| WORK INSTRUCTIONS |
Omit all images, then return the remaining material exactly as it stands.

----

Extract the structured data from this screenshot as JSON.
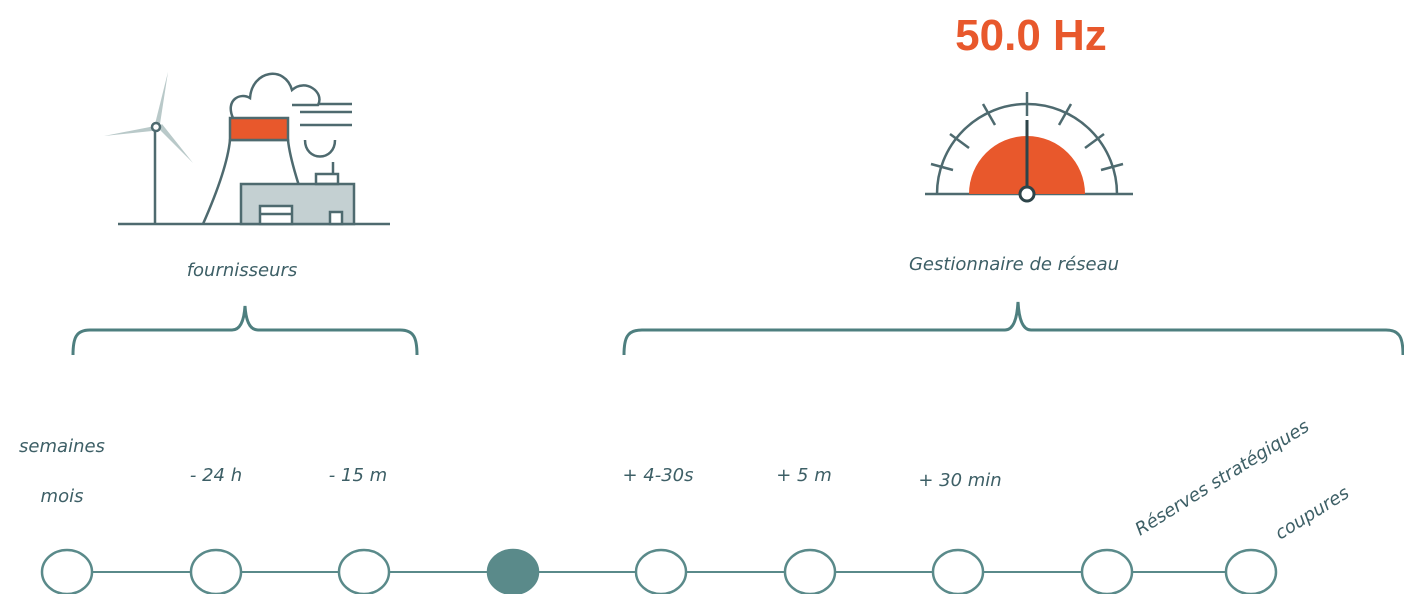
{
  "frequency": "50.0 Hz",
  "groups": [
    {
      "label": "fournisseurs"
    },
    {
      "label": "Gestionnaire de réseau"
    }
  ],
  "timeline": [
    {
      "lines": [
        "semaines",
        "mois"
      ],
      "active": false
    },
    {
      "lines": [
        "- 24 h"
      ],
      "active": false
    },
    {
      "lines": [
        "- 15 m"
      ],
      "active": false
    },
    {
      "active": true
    },
    {
      "lines": [
        "+ 4-30s"
      ],
      "active": false
    },
    {
      "lines": [
        "+ 5 m"
      ],
      "active": false
    },
    {
      "lines": [
        "+ 30 min"
      ],
      "active": false
    },
    {
      "lines": [
        "Réserves stratégiques"
      ],
      "active": false
    },
    {
      "lines": [
        "coupures"
      ],
      "active": false
    }
  ]
}
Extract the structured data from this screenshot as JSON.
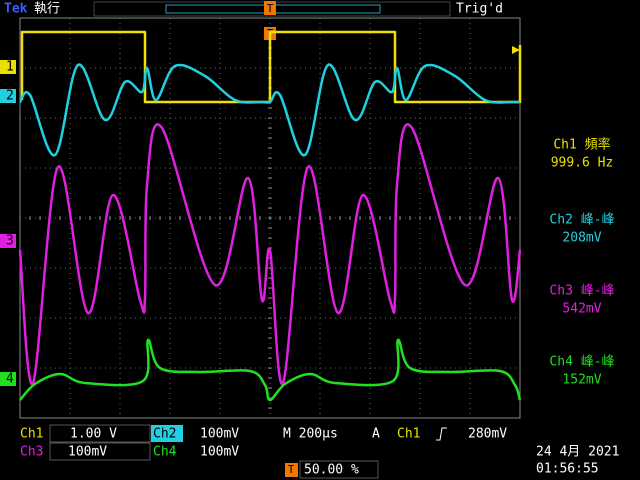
{
  "header": {
    "brand": "Tek",
    "status": "執行",
    "trigger_state": "Trig'd",
    "trigger_marker": "T"
  },
  "channel_markers": [
    "1",
    "2",
    "3",
    "4"
  ],
  "measurements": [
    {
      "label": "Ch1 頻率",
      "value": "999.6 Hz"
    },
    {
      "label": "Ch2 峰-峰",
      "value": "208mV"
    },
    {
      "label": "Ch3 峰-峰",
      "value": "542mV"
    },
    {
      "label": "Ch4 峰-峰",
      "value": "152mV"
    }
  ],
  "settings": {
    "ch1": {
      "name": "Ch1",
      "scale": "1.00 V"
    },
    "ch2": {
      "name": "Ch2",
      "scale": "100mV"
    },
    "ch3": {
      "name": "Ch3",
      "scale": "100mV"
    },
    "ch4": {
      "name": "Ch4",
      "scale": "100mV"
    },
    "timebase": "M 200µs",
    "trigger_mode": "A",
    "trigger_source": "Ch1",
    "trigger_level": "280mV",
    "trigger_position_marker": "T",
    "trigger_position": "50.00 %",
    "date": "24 4月 2021",
    "time": "01:56:55"
  }
}
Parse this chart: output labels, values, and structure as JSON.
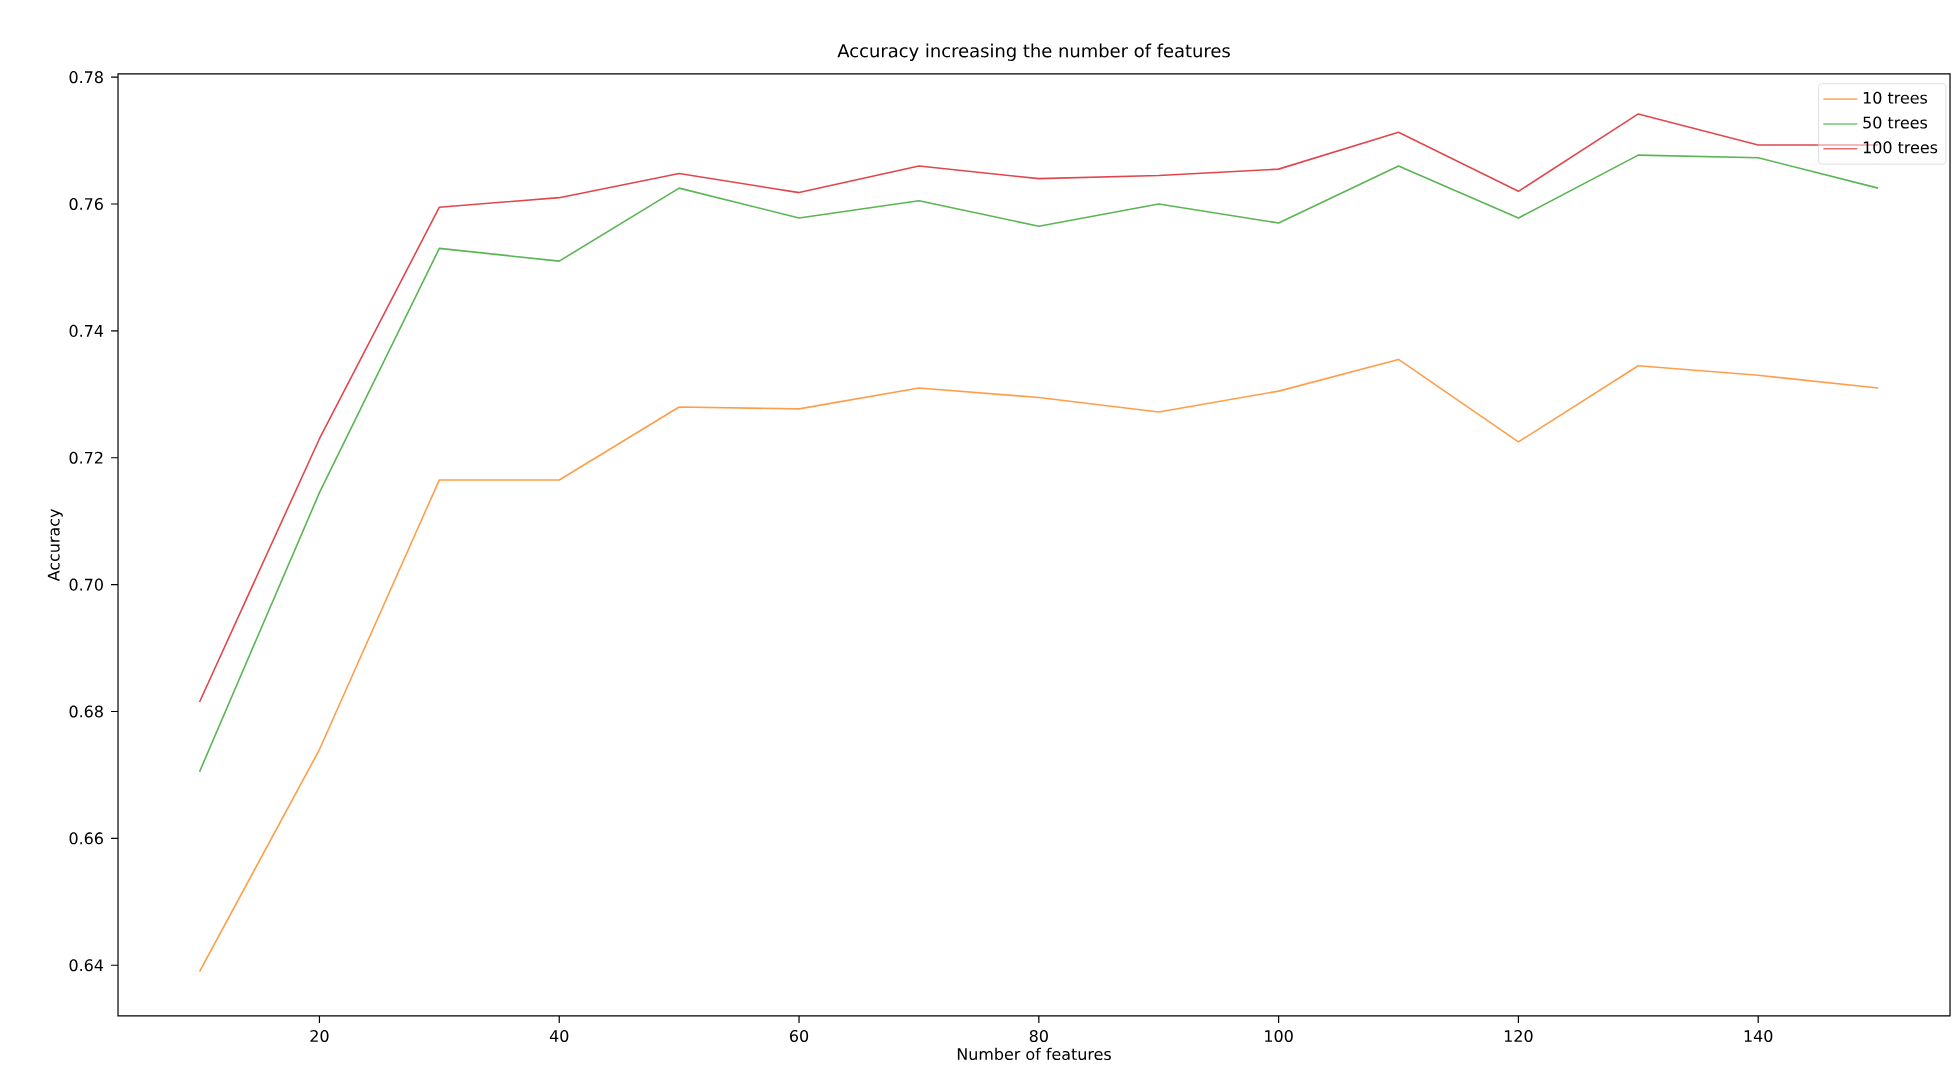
{
  "chart_data": {
    "type": "line",
    "title": "Accuracy increasing the number of features",
    "xlabel": "Number of features",
    "ylabel": "Accuracy",
    "x": [
      10,
      20,
      30,
      40,
      50,
      60,
      70,
      80,
      90,
      100,
      110,
      120,
      130,
      140,
      150
    ],
    "series": [
      {
        "name": "10 trees",
        "color": "#ff9e4a",
        "values": [
          0.639,
          0.674,
          0.7165,
          0.7165,
          0.728,
          0.7277,
          0.731,
          0.7295,
          0.7272,
          0.7305,
          0.7355,
          0.7225,
          0.7345,
          0.733,
          0.731
        ]
      },
      {
        "name": "50 trees",
        "color": "#5ab552",
        "values": [
          0.6705,
          0.7145,
          0.753,
          0.751,
          0.7625,
          0.7578,
          0.7605,
          0.7565,
          0.76,
          0.757,
          0.766,
          0.7578,
          0.7677,
          0.7673,
          0.7625
        ]
      },
      {
        "name": "100 trees",
        "color": "#e0474c",
        "values": [
          0.6815,
          0.723,
          0.7595,
          0.761,
          0.7648,
          0.7618,
          0.766,
          0.764,
          0.7645,
          0.7655,
          0.7713,
          0.762,
          0.7742,
          0.7693,
          0.7693
        ]
      }
    ],
    "xlim": [
      3.2,
      156
    ],
    "ylim": [
      0.632,
      0.7805
    ],
    "xticks": [
      20,
      40,
      60,
      80,
      100,
      120,
      140
    ],
    "yticks": [
      {
        "value": 0.64,
        "label": "0.64"
      },
      {
        "value": 0.66,
        "label": "0.66"
      },
      {
        "value": 0.68,
        "label": "0.68"
      },
      {
        "value": 0.7,
        "label": "0.70"
      },
      {
        "value": 0.72,
        "label": "0.72"
      },
      {
        "value": 0.74,
        "label": "0.74"
      },
      {
        "value": 0.76,
        "label": "0.76"
      },
      {
        "value": 0.78,
        "label": "0.78"
      }
    ],
    "grid": false,
    "legend": "top right",
    "marker": "none",
    "line_style": "solid"
  }
}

----

| WORKED ANSWER |
Extract the structured data from this screenshot as JSON.
{
  "frequency": "50.0 Hz",
  "groups": [
    {
      "label": "fournisseurs"
    },
    {
      "label": "Gestionnaire de réseau"
    }
  ],
  "timeline": [
    {
      "lines": [
        "semaines",
        "mois"
      ],
      "active": false
    },
    {
      "lines": [
        "- 24 h"
      ],
      "active": false
    },
    {
      "lines": [
        "- 15 m"
      ],
      "active": false
    },
    {
      "active": true
    },
    {
      "lines": [
        "+ 4-30s"
      ],
      "active": false
    },
    {
      "lines": [
        "+ 5 m"
      ],
      "active": false
    },
    {
      "lines": [
        "+ 30 min"
      ],
      "active": false
    },
    {
      "lines": [
        "Réserves stratégiques"
      ],
      "active": false
    },
    {
      "lines": [
        "coupures"
      ],
      "active": false
    }
  ]
}
Extract the structured data from this screenshot as JSON.
{
  "header": {
    "brand": "Tek",
    "status": "執行",
    "trigger_state": "Trig'd",
    "trigger_marker": "T"
  },
  "channel_markers": [
    "1",
    "2",
    "3",
    "4"
  ],
  "measurements": [
    {
      "label": "Ch1 頻率",
      "value": "999.6 Hz"
    },
    {
      "label": "Ch2 峰-峰",
      "value": "208mV"
    },
    {
      "label": "Ch3 峰-峰",
      "value": "542mV"
    },
    {
      "label": "Ch4 峰-峰",
      "value": "152mV"
    }
  ],
  "settings": {
    "ch1": {
      "name": "Ch1",
      "scale": "1.00 V"
    },
    "ch2": {
      "name": "Ch2",
      "scale": "100mV"
    },
    "ch3": {
      "name": "Ch3",
      "scale": "100mV"
    },
    "ch4": {
      "name": "Ch4",
      "scale": "100mV"
    },
    "timebase": "M 200µs",
    "trigger_mode": "A",
    "trigger_source": "Ch1",
    "trigger_level": "280mV",
    "trigger_position_marker": "T",
    "trigger_position": "50.00 %",
    "date": "24 4月 2021",
    "time": "01:56:55"
  }
}
Parse this chart: output labels, values, and structure as JSON.
{
  "chart_data": {
    "type": "line",
    "title": "Accuracy increasing the number of features",
    "xlabel": "Number of features",
    "ylabel": "Accuracy",
    "x": [
      10,
      20,
      30,
      40,
      50,
      60,
      70,
      80,
      90,
      100,
      110,
      120,
      130,
      140,
      150
    ],
    "series": [
      {
        "name": "10 trees",
        "color": "#ff9e4a",
        "values": [
          0.639,
          0.674,
          0.7165,
          0.7165,
          0.728,
          0.7277,
          0.731,
          0.7295,
          0.7272,
          0.7305,
          0.7355,
          0.7225,
          0.7345,
          0.733,
          0.731
        ]
      },
      {
        "name": "50 trees",
        "color": "#5ab552",
        "values": [
          0.6705,
          0.7145,
          0.753,
          0.751,
          0.7625,
          0.7578,
          0.7605,
          0.7565,
          0.76,
          0.757,
          0.766,
          0.7578,
          0.7677,
          0.7673,
          0.7625
        ]
      },
      {
        "name": "100 trees",
        "color": "#e0474c",
        "values": [
          0.6815,
          0.723,
          0.7595,
          0.761,
          0.7648,
          0.7618,
          0.766,
          0.764,
          0.7645,
          0.7655,
          0.7713,
          0.762,
          0.7742,
          0.7693,
          0.7693
        ]
      }
    ],
    "xlim": [
      3.2,
      156
    ],
    "ylim": [
      0.632,
      0.7805
    ],
    "xticks": [
      20,
      40,
      60,
      80,
      100,
      120,
      140
    ],
    "yticks": [
      {
        "value": 0.64,
        "label": "0.64"
      },
      {
        "value": 0.66,
        "label": "0.66"
      },
      {
        "value": 0.68,
        "label": "0.68"
      },
      {
        "value": 0.7,
        "label": "0.70"
      },
      {
        "value": 0.72,
        "label": "0.72"
      },
      {
        "value": 0.74,
        "label": "0.74"
      },
      {
        "value": 0.76,
        "label": "0.76"
      },
      {
        "value": 0.78,
        "label": "0.78"
      }
    ],
    "grid": false,
    "legend": "top right",
    "marker": "none",
    "line_style": "solid"
  }
}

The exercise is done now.